-- Information shown start --

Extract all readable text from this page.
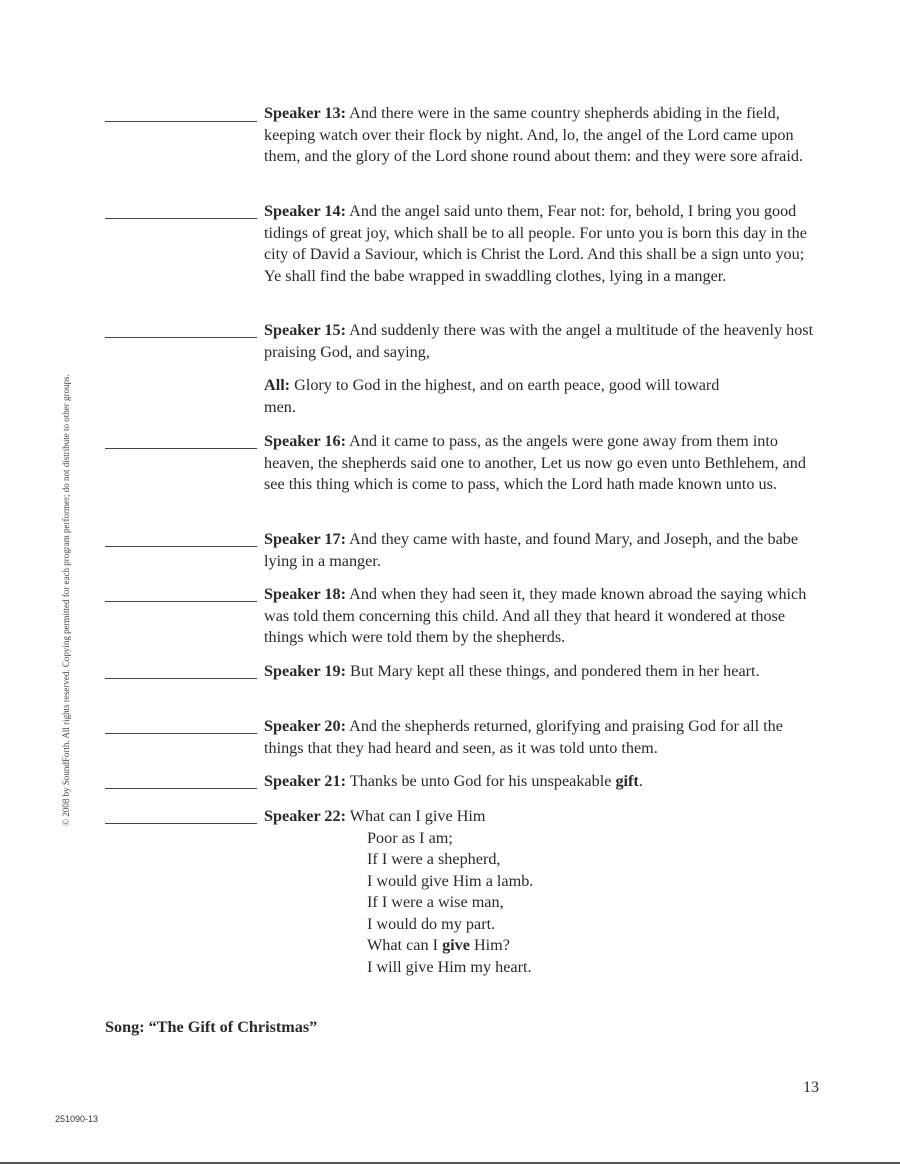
© 2008 by SoundForth. All rights reserved. Copying permitted for each program performer; do not distribute to other groups.
Speaker 13: And there were in the same country shepherds abiding in the field, keeping watch over their flock by night. And, lo, the angel of the Lord came upon them, and the glory of the Lord shone round about them: and they were sore afraid.
Speaker 14: And the angel said unto them, Fear not: for, behold, I bring you good tidings of great joy, which shall be to all people. For unto you is born this day in the city of David a Saviour, which is Christ the Lord. And this shall be a sign unto you; Ye shall find the babe wrapped in swaddling clothes, lying in a manger.
Speaker 15: And suddenly there was with the angel a multitude of the heavenly host praising God, and saying,
All: Glory to God in the highest, and on earth peace, good will toward men.
Speaker 16: And it came to pass, as the angels were gone away from them into heaven, the shepherds said one to another, Let us now go even unto Bethlehem, and see this thing which is come to pass, which the Lord hath made known unto us.
Speaker 17: And they came with haste, and found Mary, and Joseph, and the babe lying in a manger.
Speaker 18: And when they had seen it, they made known abroad the saying which was told them concerning this child. And all they that heard it wondered at those things which were told them by the shepherds.
Speaker 19: But Mary kept all these things, and pondered them in her heart.
Speaker 20: And the shepherds returned, glorifying and praising God for all the things that they had heard and seen, as it was told unto them.
Speaker 21: Thanks be unto God for his unspeakable gift.
Speaker 22: What can I give Him
Poor as I am;
If I were a shepherd,
I would give Him a lamb.
If I were a wise man,
I would do my part.
What can I give Him?
I will give Him my heart.
Song: “The Gift of Christmas”
13
251090-13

-- Information shown end --

Exercise task:
Out of the material above, gather each line where "them" appears.

Exercise output:
Speaker 13: And there were in the same country shepherds abiding in the field, keeping watch over their flock by night. And, lo, the angel of the Lord came upon them, and the glory of the Lord shone round about them: and they were sore afraid.
Speaker 14: And the angel said unto them, Fear not: for, behold, I bring you good tidings of great joy, which shall be to all people. For unto you is born this day in the city of David a Saviour, which is Christ the Lord. And this shall be a sign unto you; Ye shall find the babe wrapped in swaddling clothes, lying in a manger.
Speaker 16: And it came to pass, as the angels were gone away from them into heaven, the shepherds said one to another, Let us now go even unto Bethlehem, and see this thing which is come to pass, which the Lord hath made known unto us.
Speaker 18: And when they had seen it, they made known abroad the saying which was told them concerning this child. And all they that heard it wondered at those things which were told them by the shepherds.
Speaker 19: But Mary kept all these things, and pondered them in her heart.
Speaker 20: And the shepherds returned, glorifying and praising God for all the things that they had heard and seen, as it was told unto them.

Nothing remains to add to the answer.